> **Task details**
Please retype the records below exactly, leaving out any pictures.
>> begin
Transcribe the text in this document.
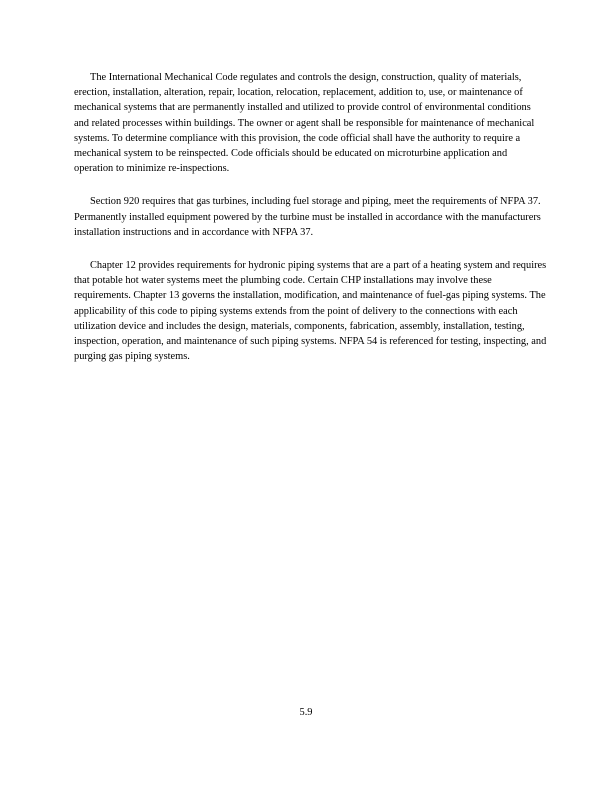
The International Mechanical Code regulates and controls the design, construction, quality of materials, erection, installation, alteration, repair, location, relocation, replacement, addition to, use, or maintenance of mechanical systems that are permanently installed and utilized to provide control of environmental conditions and related processes within buildings. The owner or agent shall be responsible for maintenance of mechanical systems. To determine compliance with this provision, the code official shall have the authority to require a mechanical system to be reinspected. Code officials should be educated on microturbine application and operation to minimize re-inspections.

Section 920 requires that gas turbines, including fuel storage and piping, meet the requirements of NFPA 37. Permanently installed equipment powered by the turbine must be installed in accordance with the manufacturers installation instructions and in accordance with NFPA 37.

Chapter 12 provides requirements for hydronic piping systems that are a part of a heating system and requires that potable hot water systems meet the plumbing code. Certain CHP installations may involve these requirements. Chapter 13 governs the installation, modification, and maintenance of fuel-gas piping systems. The applicability of this code to piping systems extends from the point of delivery to the connections with each utilization device and includes the design, materials, components, fabrication, assembly, installation, testing, inspection, operation, and maintenance of such piping systems. NFPA 54 is referenced for testing, inspecting, and purging gas piping systems.

5.9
>> end
> **Reply**
Transcribe the text in this document.
The International Mechanical Code regulates and controls the design, construction, quality of materials, erection, installation, alteration, repair, location, relocation, replacement, addition to, use, or maintenance of mechanical systems that are permanently installed and utilized to provide control of environmental conditions and related processes within buildings. The owner or agent shall be responsible for maintenance of mechanical systems. To determine compliance with this provision, the code official shall have the authority to require a mechanical system to be reinspected. Code officials should be educated on microturbine application and operation to minimize re-inspections.

Section 920 requires that gas turbines, including fuel storage and piping, meet the requirements of NFPA 37. Permanently installed equipment powered by the turbine must be installed in accordance with the manufacturers installation instructions and in accordance with NFPA 37.

Chapter 12 provides requirements for hydronic piping systems that are a part of a heating system and requires that potable hot water systems meet the plumbing code. Certain CHP installations may involve these requirements. Chapter 13 governs the installation, modification, and maintenance of fuel-gas piping systems. The applicability of this code to piping systems extends from the point of delivery to the connections with each utilization device and includes the design, materials, components, fabrication, assembly, installation, testing, inspection, operation, and maintenance of such piping systems. NFPA 54 is referenced for testing, inspecting, and purging gas piping systems.

5.9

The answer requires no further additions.